Work required> Each entry should be quoted word for word, including every mark of punctuation.

Raw data>

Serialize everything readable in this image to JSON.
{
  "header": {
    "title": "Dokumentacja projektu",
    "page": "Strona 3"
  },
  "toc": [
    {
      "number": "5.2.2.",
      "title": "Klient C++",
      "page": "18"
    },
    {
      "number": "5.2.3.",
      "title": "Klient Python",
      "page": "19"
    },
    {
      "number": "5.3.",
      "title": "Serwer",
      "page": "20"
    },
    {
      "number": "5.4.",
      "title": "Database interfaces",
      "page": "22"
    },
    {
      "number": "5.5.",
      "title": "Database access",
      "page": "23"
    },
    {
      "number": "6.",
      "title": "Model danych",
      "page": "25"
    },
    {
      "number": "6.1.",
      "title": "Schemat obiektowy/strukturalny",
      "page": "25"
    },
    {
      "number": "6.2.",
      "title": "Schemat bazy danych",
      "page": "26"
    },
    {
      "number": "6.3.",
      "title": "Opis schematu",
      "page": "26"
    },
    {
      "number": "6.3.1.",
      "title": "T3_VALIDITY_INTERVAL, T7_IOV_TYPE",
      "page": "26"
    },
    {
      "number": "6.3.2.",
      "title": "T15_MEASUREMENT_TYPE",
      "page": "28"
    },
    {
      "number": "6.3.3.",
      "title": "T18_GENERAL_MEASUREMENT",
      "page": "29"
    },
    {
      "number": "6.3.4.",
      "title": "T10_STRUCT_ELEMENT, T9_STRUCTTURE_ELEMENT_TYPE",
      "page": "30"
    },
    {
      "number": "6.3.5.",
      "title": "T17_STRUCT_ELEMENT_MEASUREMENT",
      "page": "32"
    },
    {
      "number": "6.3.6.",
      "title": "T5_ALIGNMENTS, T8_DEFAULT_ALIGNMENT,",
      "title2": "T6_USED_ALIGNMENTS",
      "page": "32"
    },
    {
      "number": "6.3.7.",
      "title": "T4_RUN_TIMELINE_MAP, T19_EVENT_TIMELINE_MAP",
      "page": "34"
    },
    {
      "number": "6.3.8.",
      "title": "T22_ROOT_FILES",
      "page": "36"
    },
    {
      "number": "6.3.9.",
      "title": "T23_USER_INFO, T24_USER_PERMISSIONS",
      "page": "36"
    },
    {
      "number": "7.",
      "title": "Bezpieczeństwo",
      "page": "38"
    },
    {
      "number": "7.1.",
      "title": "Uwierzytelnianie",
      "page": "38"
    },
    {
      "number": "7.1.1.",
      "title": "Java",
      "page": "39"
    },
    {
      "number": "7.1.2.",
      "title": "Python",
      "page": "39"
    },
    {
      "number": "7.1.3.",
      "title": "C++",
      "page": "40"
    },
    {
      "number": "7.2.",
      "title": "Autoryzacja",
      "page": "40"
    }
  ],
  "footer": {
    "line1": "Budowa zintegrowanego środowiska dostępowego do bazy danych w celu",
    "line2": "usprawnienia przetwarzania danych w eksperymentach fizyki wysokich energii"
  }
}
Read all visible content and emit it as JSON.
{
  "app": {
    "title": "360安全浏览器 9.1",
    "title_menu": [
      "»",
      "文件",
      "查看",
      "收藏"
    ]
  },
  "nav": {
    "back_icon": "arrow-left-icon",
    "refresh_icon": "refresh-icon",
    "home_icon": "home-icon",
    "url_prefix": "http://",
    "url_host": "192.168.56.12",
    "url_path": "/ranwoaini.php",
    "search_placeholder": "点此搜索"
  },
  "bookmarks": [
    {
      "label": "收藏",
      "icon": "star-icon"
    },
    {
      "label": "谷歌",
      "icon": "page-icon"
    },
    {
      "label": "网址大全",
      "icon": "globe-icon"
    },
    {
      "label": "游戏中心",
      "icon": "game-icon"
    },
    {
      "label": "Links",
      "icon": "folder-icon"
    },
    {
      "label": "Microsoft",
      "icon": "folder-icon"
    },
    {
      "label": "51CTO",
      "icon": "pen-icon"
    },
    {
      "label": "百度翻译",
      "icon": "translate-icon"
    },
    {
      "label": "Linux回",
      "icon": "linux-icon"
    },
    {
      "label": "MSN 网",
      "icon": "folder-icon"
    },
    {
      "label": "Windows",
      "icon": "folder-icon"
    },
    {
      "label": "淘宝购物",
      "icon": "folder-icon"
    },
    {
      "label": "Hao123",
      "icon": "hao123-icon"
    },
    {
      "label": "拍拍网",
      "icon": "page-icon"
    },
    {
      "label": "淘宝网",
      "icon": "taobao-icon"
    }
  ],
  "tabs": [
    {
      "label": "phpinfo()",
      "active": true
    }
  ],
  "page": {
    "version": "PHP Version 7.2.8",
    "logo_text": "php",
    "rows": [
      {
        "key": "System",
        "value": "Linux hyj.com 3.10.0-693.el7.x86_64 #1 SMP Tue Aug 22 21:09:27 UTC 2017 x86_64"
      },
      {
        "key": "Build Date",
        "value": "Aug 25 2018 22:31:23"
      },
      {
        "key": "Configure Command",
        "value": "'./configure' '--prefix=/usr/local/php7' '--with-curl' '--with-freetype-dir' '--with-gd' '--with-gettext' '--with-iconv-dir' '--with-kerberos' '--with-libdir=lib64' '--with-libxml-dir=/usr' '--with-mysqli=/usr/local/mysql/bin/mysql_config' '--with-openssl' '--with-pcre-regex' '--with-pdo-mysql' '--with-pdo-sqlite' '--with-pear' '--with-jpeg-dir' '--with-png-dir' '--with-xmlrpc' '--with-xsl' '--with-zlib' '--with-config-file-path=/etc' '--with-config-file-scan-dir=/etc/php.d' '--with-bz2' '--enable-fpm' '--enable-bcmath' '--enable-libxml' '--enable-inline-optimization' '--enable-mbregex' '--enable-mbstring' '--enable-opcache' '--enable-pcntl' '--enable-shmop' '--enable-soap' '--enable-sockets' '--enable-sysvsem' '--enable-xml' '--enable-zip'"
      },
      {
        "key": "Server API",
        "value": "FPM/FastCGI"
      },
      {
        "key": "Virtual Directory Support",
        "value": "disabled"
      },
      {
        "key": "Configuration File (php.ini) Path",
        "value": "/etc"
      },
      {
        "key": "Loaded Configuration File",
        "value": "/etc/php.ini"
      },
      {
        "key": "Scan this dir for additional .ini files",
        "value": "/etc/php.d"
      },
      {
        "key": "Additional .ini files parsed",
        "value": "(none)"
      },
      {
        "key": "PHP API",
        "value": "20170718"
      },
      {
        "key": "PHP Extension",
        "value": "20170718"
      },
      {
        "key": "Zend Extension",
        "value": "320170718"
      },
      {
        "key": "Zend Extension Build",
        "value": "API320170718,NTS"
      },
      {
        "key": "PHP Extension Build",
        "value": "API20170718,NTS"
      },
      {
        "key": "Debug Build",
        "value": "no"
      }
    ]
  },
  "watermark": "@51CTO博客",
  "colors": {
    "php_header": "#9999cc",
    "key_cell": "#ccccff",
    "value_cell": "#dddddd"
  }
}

Solution to this task>
Serialize everything readable in this image to JSON.
{
  "header": {
    "title": "Dokumentacja projektu",
    "page": "Strona 3"
  },
  "toc": [
    {
      "number": "5.2.2.",
      "title": "Klient C++",
      "page": "18"
    },
    {
      "number": "5.2.3.",
      "title": "Klient Python",
      "page": "19"
    },
    {
      "number": "5.3.",
      "title": "Serwer",
      "page": "20"
    },
    {
      "number": "5.4.",
      "title": "Database interfaces",
      "page": "22"
    },
    {
      "number": "5.5.",
      "title": "Database access",
      "page": "23"
    },
    {
      "number": "6.",
      "title": "Model danych",
      "page": "25"
    },
    {
      "number": "6.1.",
      "title": "Schemat obiektowy/strukturalny",
      "page": "25"
    },
    {
      "number": "6.2.",
      "title": "Schemat bazy danych",
      "page": "26"
    },
    {
      "number": "6.3.",
      "title": "Opis schematu",
      "page": "26"
    },
    {
      "number": "6.3.1.",
      "title": "T3_VALIDITY_INTERVAL, T7_IOV_TYPE",
      "page": "26"
    },
    {
      "number": "6.3.2.",
      "title": "T15_MEASUREMENT_TYPE",
      "page": "28"
    },
    {
      "number": "6.3.3.",
      "title": "T18_GENERAL_MEASUREMENT",
      "page": "29"
    },
    {
      "number": "6.3.4.",
      "title": "T10_STRUCT_ELEMENT, T9_STRUCTTURE_ELEMENT_TYPE",
      "page": "30"
    },
    {
      "number": "6.3.5.",
      "title": "T17_STRUCT_ELEMENT_MEASUREMENT",
      "page": "32"
    },
    {
      "number": "6.3.6.",
      "title": "T5_ALIGNMENTS, T8_DEFAULT_ALIGNMENT,",
      "title2": "T6_USED_ALIGNMENTS",
      "page": "32"
    },
    {
      "number": "6.3.7.",
      "title": "T4_RUN_TIMELINE_MAP, T19_EVENT_TIMELINE_MAP",
      "page": "34"
    },
    {
      "number": "6.3.8.",
      "title": "T22_ROOT_FILES",
      "page": "36"
    },
    {
      "number": "6.3.9.",
      "title": "T23_USER_INFO, T24_USER_PERMISSIONS",
      "page": "36"
    },
    {
      "number": "7.",
      "title": "Bezpieczeństwo",
      "page": "38"
    },
    {
      "number": "7.1.",
      "title": "Uwierzytelnianie",
      "page": "38"
    },
    {
      "number": "7.1.1.",
      "title": "Java",
      "page": "39"
    },
    {
      "number": "7.1.2.",
      "title": "Python",
      "page": "39"
    },
    {
      "number": "7.1.3.",
      "title": "C++",
      "page": "40"
    },
    {
      "number": "7.2.",
      "title": "Autoryzacja",
      "page": "40"
    }
  ],
  "footer": {
    "line1": "Budowa zintegrowanego środowiska dostępowego do bazy danych w celu",
    "line2": "usprawnienia przetwarzania danych w eksperymentach fizyki wysokich energii"
  }
}
Read all visible content and emit it as JSON.
{
  "app": {
    "title": "360安全浏览器 9.1",
    "title_menu": [
      "»",
      "文件",
      "查看",
      "收藏"
    ]
  },
  "nav": {
    "back_icon": "arrow-left-icon",
    "refresh_icon": "refresh-icon",
    "home_icon": "home-icon",
    "url_prefix": "http://",
    "url_host": "192.168.56.12",
    "url_path": "/ranwoaini.php",
    "search_placeholder": "点此搜索"
  },
  "bookmarks": [
    {
      "label": "收藏",
      "icon": "star-icon"
    },
    {
      "label": "谷歌",
      "icon": "page-icon"
    },
    {
      "label": "网址大全",
      "icon": "globe-icon"
    },
    {
      "label": "游戏中心",
      "icon": "game-icon"
    },
    {
      "label": "Links",
      "icon": "folder-icon"
    },
    {
      "label": "Microsoft",
      "icon": "folder-icon"
    },
    {
      "label": "51CTO",
      "icon": "pen-icon"
    },
    {
      "label": "百度翻译",
      "icon": "translate-icon"
    },
    {
      "label": "Linux回",
      "icon": "linux-icon"
    },
    {
      "label": "MSN 网",
      "icon": "folder-icon"
    },
    {
      "label": "Windows",
      "icon": "folder-icon"
    },
    {
      "label": "淘宝购物",
      "icon": "folder-icon"
    },
    {
      "label": "Hao123",
      "icon": "hao123-icon"
    },
    {
      "label": "拍拍网",
      "icon": "page-icon"
    },
    {
      "label": "淘宝网",
      "icon": "taobao-icon"
    }
  ],
  "tabs": [
    {
      "label": "phpinfo()",
      "active": true
    }
  ],
  "page": {
    "version": "PHP Version 7.2.8",
    "logo_text": "php",
    "rows": [
      {
        "key": "System",
        "value": "Linux hyj.com 3.10.0-693.el7.x86_64 #1 SMP Tue Aug 22 21:09:27 UTC 2017 x86_64"
      },
      {
        "key": "Build Date",
        "value": "Aug 25 2018 22:31:23"
      },
      {
        "key": "Configure Command",
        "value": "'./configure' '--prefix=/usr/local/php7' '--with-curl' '--with-freetype-dir' '--with-gd' '--with-gettext' '--with-iconv-dir' '--with-kerberos' '--with-libdir=lib64' '--with-libxml-dir=/usr' '--with-mysqli=/usr/local/mysql/bin/mysql_config' '--with-openssl' '--with-pcre-regex' '--with-pdo-mysql' '--with-pdo-sqlite' '--with-pear' '--with-jpeg-dir' '--with-png-dir' '--with-xmlrpc' '--with-xsl' '--with-zlib' '--with-config-file-path=/etc' '--with-config-file-scan-dir=/etc/php.d' '--with-bz2' '--enable-fpm' '--enable-bcmath' '--enable-libxml' '--enable-inline-optimization' '--enable-mbregex' '--enable-mbstring' '--enable-opcache' '--enable-pcntl' '--enable-shmop' '--enable-soap' '--enable-sockets' '--enable-sysvsem' '--enable-xml' '--enable-zip'"
      },
      {
        "key": "Server API",
        "value": "FPM/FastCGI"
      },
      {
        "key": "Virtual Directory Support",
        "value": "disabled"
      },
      {
        "key": "Configuration File (php.ini) Path",
        "value": "/etc"
      },
      {
        "key": "Loaded Configuration File",
        "value": "/etc/php.ini"
      },
      {
        "key": "Scan this dir for additional .ini files",
        "value": "/etc/php.d"
      },
      {
        "key": "Additional .ini files parsed",
        "value": "(none)"
      },
      {
        "key": "PHP API",
        "value": "20170718"
      },
      {
        "key": "PHP Extension",
        "value": "20170718"
      },
      {
        "key": "Zend Extension",
        "value": "320170718"
      },
      {
        "key": "Zend Extension Build",
        "value": "API320170718,NTS"
      },
      {
        "key": "PHP Extension Build",
        "value": "API20170718,NTS"
      },
      {
        "key": "Debug Build",
        "value": "no"
      }
    ]
  },
  "watermark": "@51CTO博客",
  "colors": {
    "php_header": "#9999cc",
    "key_cell": "#ccccff",
    "value_cell": "#dddddd"
  }
}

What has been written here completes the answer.